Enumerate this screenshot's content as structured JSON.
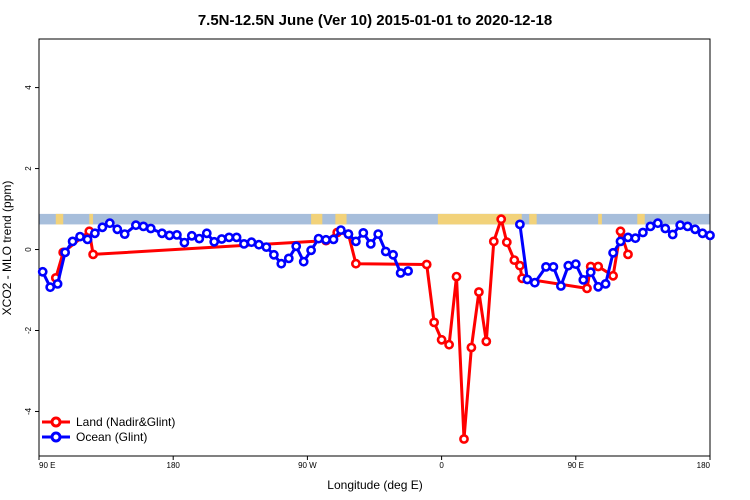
{
  "chart_data": {
    "type": "line",
    "title": "7.5N-12.5N June (Ver 10)   2015-01-01 to 2020-12-18",
    "xlabel": "Longitude (deg E)",
    "ylabel": "XCO2 - MLO trend (ppm)",
    "xlim": [
      90,
      270
    ],
    "ylim": [
      -5.1,
      5.2
    ],
    "x_ticks": [
      {
        "value": 90,
        "label": "90 E"
      },
      {
        "value": 126,
        "label": "180"
      },
      {
        "value": 162,
        "label": "90 W"
      },
      {
        "value": 198,
        "label": "0"
      },
      {
        "value": 234,
        "label": "90 E"
      },
      {
        "value": 270,
        "label": "180"
      }
    ],
    "y_ticks": [
      {
        "value": -4,
        "label": "-4"
      },
      {
        "value": -2,
        "label": "-2"
      },
      {
        "value": 0,
        "label": "0"
      },
      {
        "value": 2,
        "label": "2"
      },
      {
        "value": 4,
        "label": "4"
      }
    ],
    "land_band": {
      "y_bottom": 0.62,
      "y_top": 0.88,
      "ocean_color": "#a7bedb",
      "land_color": "#f2d27a",
      "land_x_ranges": [
        [
          94.5,
          96.5
        ],
        [
          103.5,
          104.5
        ],
        [
          163,
          166
        ],
        [
          169.5,
          172.5
        ],
        [
          197,
          219.5
        ],
        [
          221.5,
          223.5
        ],
        [
          240,
          241
        ],
        [
          250.5,
          252.5
        ]
      ]
    },
    "series": [
      {
        "name": "Land (Nadir&Glint)",
        "color": "#ff0000",
        "x": [
          94.5,
          96.5,
          103.5,
          104.5,
          167,
          170,
          173,
          175,
          194,
          196,
          198,
          200,
          202,
          204,
          206,
          208,
          210,
          212,
          214,
          215.5,
          217.5,
          219,
          219.6,
          237,
          238,
          240,
          244,
          246,
          248
        ],
        "values": [
          -0.7,
          -0.07,
          0.45,
          -0.12,
          0.22,
          0.42,
          0.38,
          -0.35,
          -0.37,
          -1.8,
          -2.23,
          -2.35,
          -0.67,
          -4.68,
          -2.42,
          -1.05,
          -2.27,
          0.2,
          0.75,
          0.18,
          -0.26,
          -0.4,
          -0.71,
          -0.96,
          -0.42,
          -0.42,
          -0.65,
          0.45,
          -0.12
        ]
      },
      {
        "name": "Ocean (Glint)",
        "color": "#0000ff",
        "x": [
          91,
          93,
          95,
          97,
          99,
          101,
          103,
          105,
          107,
          109,
          111,
          113,
          116,
          118,
          120,
          123,
          125,
          127,
          129,
          131,
          133,
          135,
          137,
          139,
          141,
          143,
          145,
          147,
          149,
          151,
          153,
          155,
          157,
          159,
          161,
          163,
          165,
          167,
          169,
          171,
          173,
          175,
          177,
          179,
          181,
          183,
          185,
          187,
          189,
          191,
          193,
          219,
          221,
          223,
          226,
          228,
          230,
          232,
          234,
          236,
          238,
          240,
          242,
          244,
          246,
          248,
          250,
          252,
          254,
          256,
          258,
          260,
          262,
          264,
          266,
          268,
          270
        ],
        "values": [
          -0.55,
          -0.93,
          -0.85,
          -0.07,
          0.2,
          0.32,
          0.25,
          0.4,
          0.55,
          0.65,
          0.5,
          0.38,
          0.6,
          0.57,
          0.52,
          0.4,
          0.35,
          0.36,
          0.17,
          0.34,
          0.27,
          0.4,
          0.19,
          0.26,
          0.3,
          0.3,
          0.14,
          0.18,
          0.12,
          0.06,
          -0.13,
          -0.35,
          -0.22,
          0.08,
          -0.3,
          -0.02,
          0.27,
          0.24,
          0.25,
          0.48,
          0.38,
          0.2,
          0.41,
          0.14,
          0.38,
          -0.05,
          -0.13,
          -0.58,
          -0.53,
          null,
          null,
          0.62,
          -0.74,
          -0.82,
          -0.43,
          -0.43,
          -0.9,
          -0.4,
          -0.36,
          -0.75,
          -0.56,
          -0.92,
          -0.85,
          -0.08,
          0.2,
          0.3,
          0.28,
          0.42,
          0.57,
          0.65,
          0.52,
          0.37,
          0.6,
          0.57,
          0.5,
          0.4,
          0.35
        ]
      }
    ],
    "legend_position": "bottom-left",
    "grid": false
  }
}
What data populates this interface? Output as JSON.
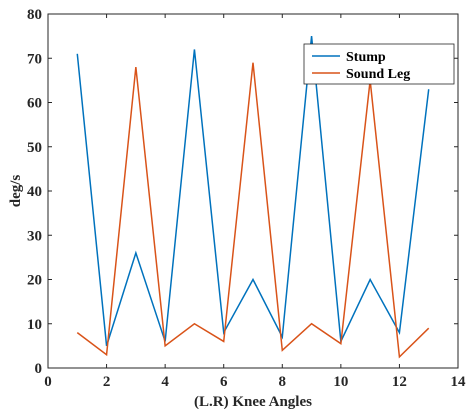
{
  "chart_data": {
    "type": "line",
    "title": "",
    "xlabel": "(L.R) Knee Angles",
    "ylabel": "deg/s",
    "xlim": [
      0,
      14
    ],
    "ylim": [
      0,
      80
    ],
    "xticks": [
      "0",
      "2",
      "4",
      "6",
      "8",
      "10",
      "12",
      "14"
    ],
    "yticks": [
      "0",
      "10",
      "20",
      "30",
      "40",
      "50",
      "60",
      "70",
      "80"
    ],
    "grid": false,
    "legend_position": "top-right",
    "x": [
      1,
      2,
      3,
      4,
      5,
      6,
      7,
      8,
      9,
      10,
      11,
      12,
      13
    ],
    "series": [
      {
        "name": "Stump",
        "color": "#0072BD",
        "values": [
          71,
          5,
          26,
          6,
          72,
          8,
          20,
          7,
          75,
          6,
          20,
          8,
          63
        ]
      },
      {
        "name": "Sound Leg",
        "color": "#D95319",
        "values": [
          8,
          3,
          68,
          5,
          10,
          6,
          69,
          4,
          10,
          5.5,
          65,
          2.5,
          9
        ]
      }
    ]
  }
}
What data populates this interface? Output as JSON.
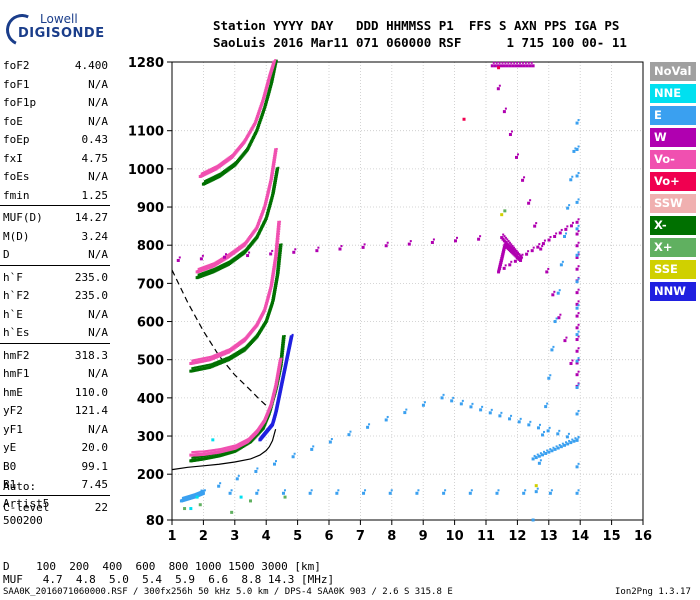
{
  "logo": {
    "line1": "Lowell",
    "line2": "DIGISONDE"
  },
  "header": {
    "row1": "Station YYYY DAY   DDD HHMMSS P1  FFS S AXN PPS IGA PS",
    "row2": "SaoLuis 2016 Mar11 071 060000 RSF      1 715 100 00- 11"
  },
  "params": [
    {
      "name": "foF2",
      "value": "4.400"
    },
    {
      "name": "foF1",
      "value": "N/A"
    },
    {
      "name": "foF1p",
      "value": "N/A"
    },
    {
      "name": "foE",
      "value": "N/A"
    },
    {
      "name": "foEp",
      "value": "0.43"
    },
    {
      "name": "fxI",
      "value": "4.75"
    },
    {
      "name": "foEs",
      "value": "N/A"
    },
    {
      "name": "fmin",
      "value": "1.25"
    },
    {
      "name": "MUF(D)",
      "value": "14.27"
    },
    {
      "name": "M(D)",
      "value": "3.24"
    },
    {
      "name": "D",
      "value": "N/A"
    },
    {
      "name": "h`F",
      "value": "235.0"
    },
    {
      "name": "h`F2",
      "value": "235.0"
    },
    {
      "name": "h`E",
      "value": "N/A"
    },
    {
      "name": "h`Es",
      "value": "N/A"
    },
    {
      "name": "hmF2",
      "value": "318.3"
    },
    {
      "name": "hmF1",
      "value": "N/A"
    },
    {
      "name": "hmE",
      "value": "110.0"
    },
    {
      "name": "yF2",
      "value": "121.4"
    },
    {
      "name": "yF1",
      "value": "N/A"
    },
    {
      "name": "yE",
      "value": "20.0"
    },
    {
      "name": "B0",
      "value": "99.1"
    },
    {
      "name": "B1",
      "value": "7.45"
    },
    {
      "name": "C-level",
      "value": "22"
    }
  ],
  "autoscale": {
    "line1": "Auto:",
    "line2": "Artist5",
    "line3": "500200"
  },
  "legend": [
    {
      "label": "NoVal",
      "color": "#a0a0a0"
    },
    {
      "label": "NNE",
      "color": "#00e0f0"
    },
    {
      "label": "E",
      "color": "#3aa0f0"
    },
    {
      "label": "W",
      "color": "#b000b0"
    },
    {
      "label": "Vo-",
      "color": "#f050b0"
    },
    {
      "label": "Vo+",
      "color": "#f00050"
    },
    {
      "label": "SSW",
      "color": "#f0b0b0"
    },
    {
      "label": "X-",
      "color": "#007000"
    },
    {
      "label": "X+",
      "color": "#60b060"
    },
    {
      "label": "SSE",
      "color": "#d0d000"
    },
    {
      "label": "NNW",
      "color": "#2020e0"
    }
  ],
  "muf_table": {
    "row1": "D    100  200  400  600  800 1000 1500 3000 [km]",
    "row2": "MUF   4.7  4.8  5.0  5.4  5.9  6.6  8.8 14.3 [MHz]"
  },
  "footer": {
    "left": "SAA0K_2016071060000.RSF / 300fx256h 50 kHz 5.0 km / DPS-4 SAA0K 903 / 2.6 S 315.8 E",
    "right": "Ion2Png 1.3.17"
  },
  "chart_data": {
    "type": "scatter",
    "xlabel": "",
    "ylabel": "",
    "xlim": [
      1,
      16
    ],
    "ylim": [
      80,
      1280
    ],
    "xticks": [
      1,
      2,
      3,
      4,
      5,
      6,
      7,
      8,
      9,
      10,
      11,
      12,
      13,
      14,
      15,
      16
    ],
    "yticks": [
      80,
      200,
      300,
      400,
      500,
      600,
      700,
      800,
      900,
      1000,
      1100,
      1280
    ],
    "grid": true,
    "legend_position": "right",
    "series": [
      {
        "name": "X-",
        "color": "#007000",
        "x": [
          1.6,
          2.0,
          2.5,
          3.0,
          3.5,
          3.9,
          4.1,
          4.3,
          4.45,
          4.55
        ],
        "y": [
          235,
          240,
          248,
          260,
          285,
          320,
          360,
          420,
          480,
          560
        ]
      },
      {
        "name": "Vo-",
        "color": "#f050b0",
        "x": [
          1.6,
          2.0,
          2.5,
          3.0,
          3.4,
          3.7,
          3.95,
          4.15,
          4.3,
          4.45
        ],
        "y": [
          250,
          252,
          258,
          268,
          285,
          310,
          340,
          380,
          430,
          500
        ]
      },
      {
        "name": "NNW",
        "color": "#2020e0",
        "x": [
          3.8,
          4.0,
          4.2,
          4.3,
          4.4,
          4.5,
          4.6,
          4.7,
          4.8
        ],
        "y": [
          290,
          310,
          330,
          360,
          400,
          440,
          480,
          520,
          560
        ]
      },
      {
        "name": "X-",
        "color": "#007000",
        "x": [
          1.6,
          2.2,
          2.8,
          3.3,
          3.7,
          4.0,
          4.2,
          4.35,
          4.45
        ],
        "y": [
          470,
          480,
          500,
          525,
          560,
          600,
          650,
          720,
          800
        ]
      },
      {
        "name": "Vo-",
        "color": "#f050b0",
        "x": [
          1.6,
          2.2,
          2.8,
          3.3,
          3.7,
          3.95,
          4.15,
          4.3,
          4.4
        ],
        "y": [
          490,
          500,
          520,
          550,
          590,
          630,
          690,
          770,
          860
        ]
      },
      {
        "name": "X-",
        "color": "#007000",
        "x": [
          1.8,
          2.3,
          2.8,
          3.3,
          3.7,
          4.0,
          4.2,
          4.35
        ],
        "y": [
          715,
          730,
          750,
          780,
          820,
          870,
          930,
          1000
        ]
      },
      {
        "name": "Vo-",
        "color": "#f050b0",
        "x": [
          1.8,
          2.3,
          2.8,
          3.3,
          3.7,
          3.95,
          4.15,
          4.3
        ],
        "y": [
          730,
          745,
          770,
          800,
          845,
          900,
          970,
          1050
        ]
      },
      {
        "name": "X-",
        "color": "#007000",
        "x": [
          2.0,
          2.5,
          3.0,
          3.4,
          3.7,
          3.95,
          4.15,
          4.3
        ],
        "y": [
          960,
          980,
          1010,
          1050,
          1100,
          1160,
          1220,
          1280
        ]
      },
      {
        "name": "Vo-",
        "color": "#f050b0",
        "x": [
          1.9,
          2.4,
          2.9,
          3.3,
          3.65,
          3.9,
          4.1,
          4.25
        ],
        "y": [
          980,
          1000,
          1030,
          1070,
          1120,
          1180,
          1240,
          1280
        ]
      },
      {
        "name": "W",
        "color": "#b000b0",
        "x": [
          1.2,
          11.5,
          12.1,
          11.6,
          11.4,
          13.9,
          13.9,
          11.2,
          12.5
        ],
        "y": [
          760,
          820,
          760,
          800,
          730,
          860,
          430,
          1270,
          1270
        ]
      },
      {
        "name": "E",
        "color": "#3aa0f0",
        "x": [
          12.5,
          13.9,
          9.6,
          1.3,
          1.7,
          2.0,
          13.9,
          13.9,
          12.5
        ],
        "y": [
          240,
          290,
          400,
          130,
          140,
          150,
          150,
          1120,
          80
        ]
      },
      {
        "name": "NNE",
        "color": "#00e0f0",
        "x": [
          3.2,
          2.3,
          1.6,
          1.8
        ],
        "y": [
          140,
          290,
          110,
          140
        ]
      },
      {
        "name": "X+",
        "color": "#60b060",
        "x": [
          1.4,
          1.9,
          2.9,
          3.5,
          4.6,
          11.6
        ],
        "y": [
          110,
          120,
          100,
          130,
          140,
          890
        ]
      },
      {
        "name": "SSE",
        "color": "#d0d000",
        "x": [
          11.5,
          12.6
        ],
        "y": [
          880,
          170
        ]
      },
      {
        "name": "Vo+",
        "color": "#f00050",
        "x": [
          10.3,
          11.4
        ],
        "y": [
          1130,
          1265
        ]
      }
    ],
    "curves": [
      {
        "name": "profile",
        "style": "solid",
        "x": [
          1.0,
          1.5,
          2.0,
          2.5,
          3.0,
          3.5,
          3.8,
          4.0,
          4.1,
          4.2,
          4.25,
          4.3
        ],
        "y": [
          212,
          218,
          222,
          226,
          232,
          240,
          250,
          262,
          272,
          288,
          303,
          318
        ]
      },
      {
        "name": "trace",
        "style": "dashed",
        "x": [
          1.0,
          1.5,
          2.0,
          2.5,
          3.0,
          3.5,
          3.8,
          4.0,
          4.1
        ],
        "y": [
          735,
          650,
          575,
          510,
          460,
          420,
          395,
          380,
          370
        ]
      }
    ]
  }
}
# # #
SHORT EXERCISE: Copy each line of the listing that contains the string "ylabel".

EXERCISE RESULT:
    "ylabel": "XCO2 - MLO trend (ppm)",
    "ylabel": "deg/s",
    "ylabel": "",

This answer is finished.